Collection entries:
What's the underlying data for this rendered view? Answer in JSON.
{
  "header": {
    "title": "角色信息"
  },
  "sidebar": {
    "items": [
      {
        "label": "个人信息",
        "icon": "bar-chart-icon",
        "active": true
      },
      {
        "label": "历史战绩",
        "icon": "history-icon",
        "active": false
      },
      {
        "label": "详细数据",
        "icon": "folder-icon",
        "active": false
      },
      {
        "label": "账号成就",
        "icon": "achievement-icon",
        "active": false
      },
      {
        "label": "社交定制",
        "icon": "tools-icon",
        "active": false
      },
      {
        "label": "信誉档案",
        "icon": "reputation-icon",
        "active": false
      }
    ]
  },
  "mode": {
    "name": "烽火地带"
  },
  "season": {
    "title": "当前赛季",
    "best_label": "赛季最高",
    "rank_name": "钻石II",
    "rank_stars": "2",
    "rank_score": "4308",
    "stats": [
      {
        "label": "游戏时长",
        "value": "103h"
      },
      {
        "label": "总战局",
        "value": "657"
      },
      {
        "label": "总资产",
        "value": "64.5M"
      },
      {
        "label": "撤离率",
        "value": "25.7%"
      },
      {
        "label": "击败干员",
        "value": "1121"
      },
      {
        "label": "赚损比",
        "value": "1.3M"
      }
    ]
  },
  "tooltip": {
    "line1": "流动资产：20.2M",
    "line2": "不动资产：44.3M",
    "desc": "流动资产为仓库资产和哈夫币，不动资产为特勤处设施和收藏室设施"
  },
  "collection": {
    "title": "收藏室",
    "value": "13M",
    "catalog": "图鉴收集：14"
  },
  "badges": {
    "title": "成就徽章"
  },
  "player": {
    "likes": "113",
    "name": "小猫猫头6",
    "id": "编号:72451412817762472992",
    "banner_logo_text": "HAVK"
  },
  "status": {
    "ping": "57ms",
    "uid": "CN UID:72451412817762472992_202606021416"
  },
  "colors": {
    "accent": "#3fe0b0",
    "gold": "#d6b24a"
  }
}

▸ **Problem**: Set every line of the listing down word for word.

▸ **Written reply**:
What's the underlying data for this rendered view? Answer in JSON.
{
  "header": {
    "title": "角色信息"
  },
  "sidebar": {
    "items": [
      {
        "label": "个人信息",
        "icon": "bar-chart-icon",
        "active": true
      },
      {
        "label": "历史战绩",
        "icon": "history-icon",
        "active": false
      },
      {
        "label": "详细数据",
        "icon": "folder-icon",
        "active": false
      },
      {
        "label": "账号成就",
        "icon": "achievement-icon",
        "active": false
      },
      {
        "label": "社交定制",
        "icon": "tools-icon",
        "active": false
      },
      {
        "label": "信誉档案",
        "icon": "reputation-icon",
        "active": false
      }
    ]
  },
  "mode": {
    "name": "烽火地带"
  },
  "season": {
    "title": "当前赛季",
    "best_label": "赛季最高",
    "rank_name": "钻石II",
    "rank_stars": "2",
    "rank_score": "4308",
    "stats": [
      {
        "label": "游戏时长",
        "value": "103h"
      },
      {
        "label": "总战局",
        "value": "657"
      },
      {
        "label": "总资产",
        "value": "64.5M"
      },
      {
        "label": "撤离率",
        "value": "25.7%"
      },
      {
        "label": "击败干员",
        "value": "1121"
      },
      {
        "label": "赚损比",
        "value": "1.3M"
      }
    ]
  },
  "tooltip": {
    "line1": "流动资产：20.2M",
    "line2": "不动资产：44.3M",
    "desc": "流动资产为仓库资产和哈夫币，不动资产为特勤处设施和收藏室设施"
  },
  "collection": {
    "title": "收藏室",
    "value": "13M",
    "catalog": "图鉴收集：14"
  },
  "badges": {
    "title": "成就徽章"
  },
  "player": {
    "likes": "113",
    "name": "小猫猫头6",
    "id": "编号:72451412817762472992",
    "banner_logo_text": "HAVK"
  },
  "status": {
    "ping": "57ms",
    "uid": "CN UID:72451412817762472992_202606021416"
  },
  "colors": {
    "accent": "#3fe0b0",
    "gold": "#d6b24a"
  }
}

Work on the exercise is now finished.